Exercise objective> Among the lines of the material, copy those that hold the string "Vårdhygien".

Excerpted records>
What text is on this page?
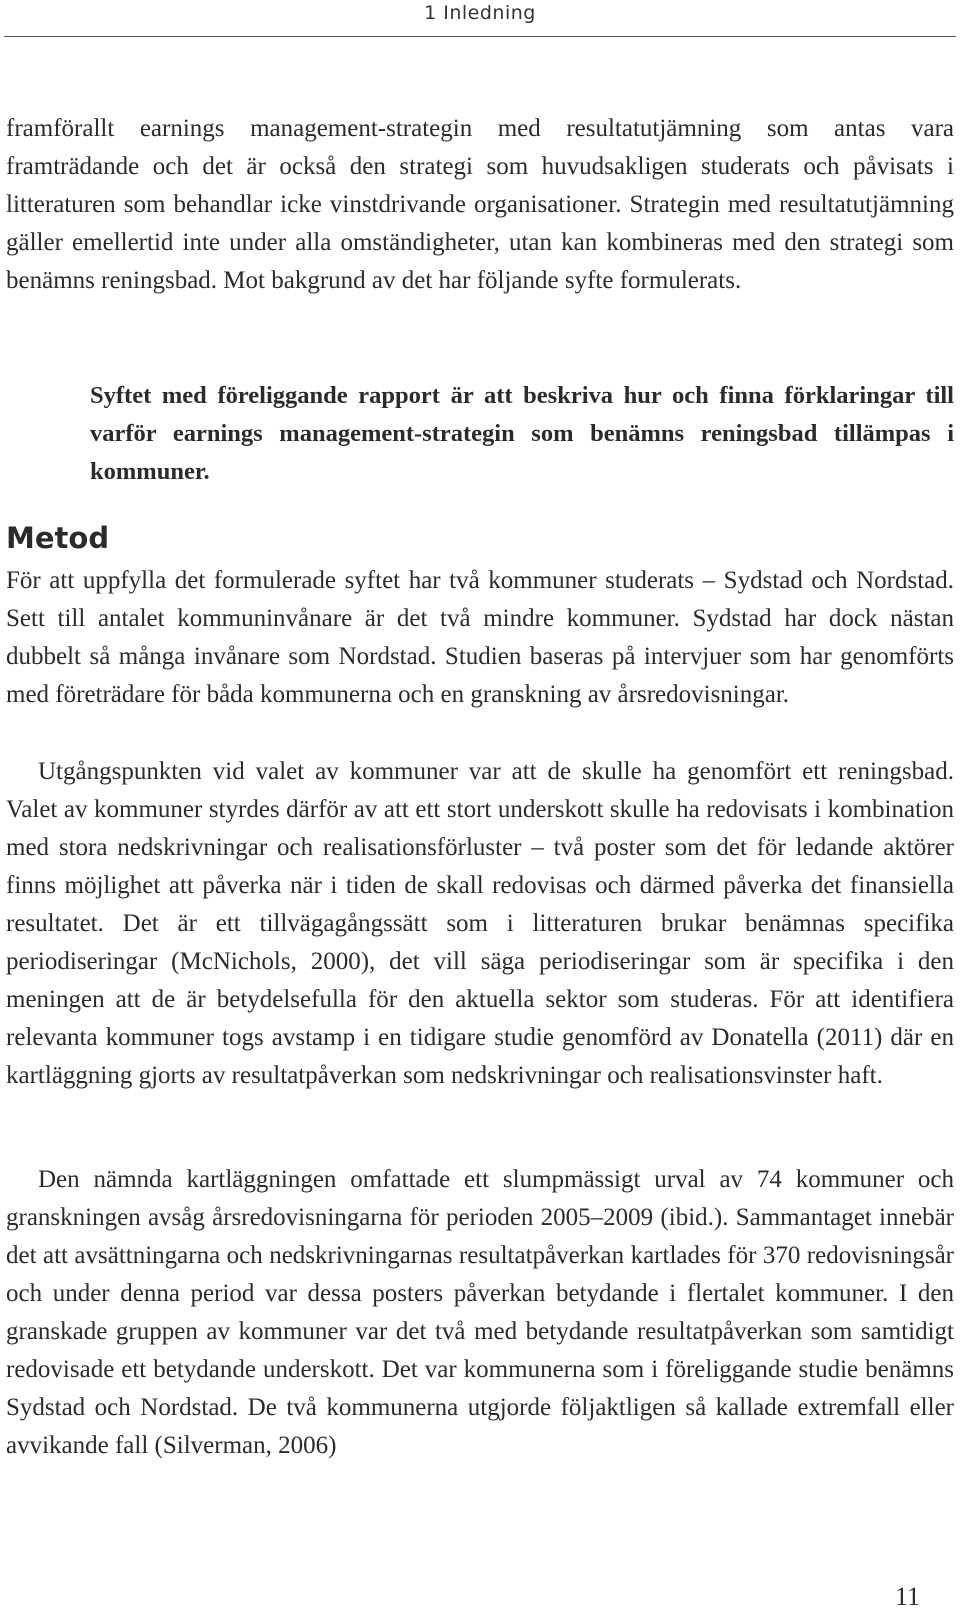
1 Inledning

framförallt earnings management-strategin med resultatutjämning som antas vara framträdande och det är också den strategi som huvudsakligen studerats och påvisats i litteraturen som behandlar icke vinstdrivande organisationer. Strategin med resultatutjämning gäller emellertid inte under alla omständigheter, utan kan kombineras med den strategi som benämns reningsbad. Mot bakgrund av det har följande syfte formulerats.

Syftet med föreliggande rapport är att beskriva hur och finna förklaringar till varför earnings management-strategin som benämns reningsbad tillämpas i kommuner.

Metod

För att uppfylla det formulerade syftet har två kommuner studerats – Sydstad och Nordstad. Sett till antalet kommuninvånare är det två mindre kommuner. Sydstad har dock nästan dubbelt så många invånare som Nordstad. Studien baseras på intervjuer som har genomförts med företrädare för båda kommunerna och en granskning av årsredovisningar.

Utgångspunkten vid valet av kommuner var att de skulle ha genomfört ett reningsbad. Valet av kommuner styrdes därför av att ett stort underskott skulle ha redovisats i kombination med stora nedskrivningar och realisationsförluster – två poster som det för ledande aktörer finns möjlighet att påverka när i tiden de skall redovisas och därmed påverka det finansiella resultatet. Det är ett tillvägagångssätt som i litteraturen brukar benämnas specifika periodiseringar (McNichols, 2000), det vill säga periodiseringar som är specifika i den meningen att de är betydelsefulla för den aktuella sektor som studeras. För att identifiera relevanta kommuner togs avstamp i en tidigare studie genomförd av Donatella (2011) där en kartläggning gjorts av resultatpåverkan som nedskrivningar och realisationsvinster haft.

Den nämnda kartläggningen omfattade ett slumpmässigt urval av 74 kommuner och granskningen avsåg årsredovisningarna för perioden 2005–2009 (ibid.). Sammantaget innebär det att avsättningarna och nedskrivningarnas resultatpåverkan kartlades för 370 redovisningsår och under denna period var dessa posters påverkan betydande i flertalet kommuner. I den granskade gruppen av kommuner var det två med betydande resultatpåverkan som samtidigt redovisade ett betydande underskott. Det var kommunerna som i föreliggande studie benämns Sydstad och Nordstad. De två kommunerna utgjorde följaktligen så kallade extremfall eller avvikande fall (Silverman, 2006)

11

--

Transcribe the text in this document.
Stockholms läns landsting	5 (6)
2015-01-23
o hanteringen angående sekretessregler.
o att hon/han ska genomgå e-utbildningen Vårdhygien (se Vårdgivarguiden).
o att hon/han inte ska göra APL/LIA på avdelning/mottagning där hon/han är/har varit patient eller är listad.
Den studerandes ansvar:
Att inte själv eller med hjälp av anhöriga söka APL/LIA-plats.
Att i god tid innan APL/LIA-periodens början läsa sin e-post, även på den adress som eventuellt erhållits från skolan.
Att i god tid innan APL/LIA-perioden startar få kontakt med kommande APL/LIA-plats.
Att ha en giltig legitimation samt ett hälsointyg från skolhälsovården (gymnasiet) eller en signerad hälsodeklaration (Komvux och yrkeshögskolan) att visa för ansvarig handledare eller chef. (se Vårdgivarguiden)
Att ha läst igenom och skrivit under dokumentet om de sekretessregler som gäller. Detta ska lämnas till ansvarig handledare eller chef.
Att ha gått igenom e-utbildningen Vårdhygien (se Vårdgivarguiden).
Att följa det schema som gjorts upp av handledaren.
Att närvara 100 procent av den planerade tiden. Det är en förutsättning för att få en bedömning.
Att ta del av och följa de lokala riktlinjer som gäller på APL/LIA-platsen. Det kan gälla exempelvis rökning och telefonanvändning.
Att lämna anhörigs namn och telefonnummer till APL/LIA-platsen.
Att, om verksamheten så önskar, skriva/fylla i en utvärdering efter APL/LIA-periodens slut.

Answer space>
o att hon/han ska genomgå e-utbildningen Vårdhygien (se Vårdgivarguiden).
Att ha gått igenom e-utbildningen Vårdhygien (se Vårdgivarguiden).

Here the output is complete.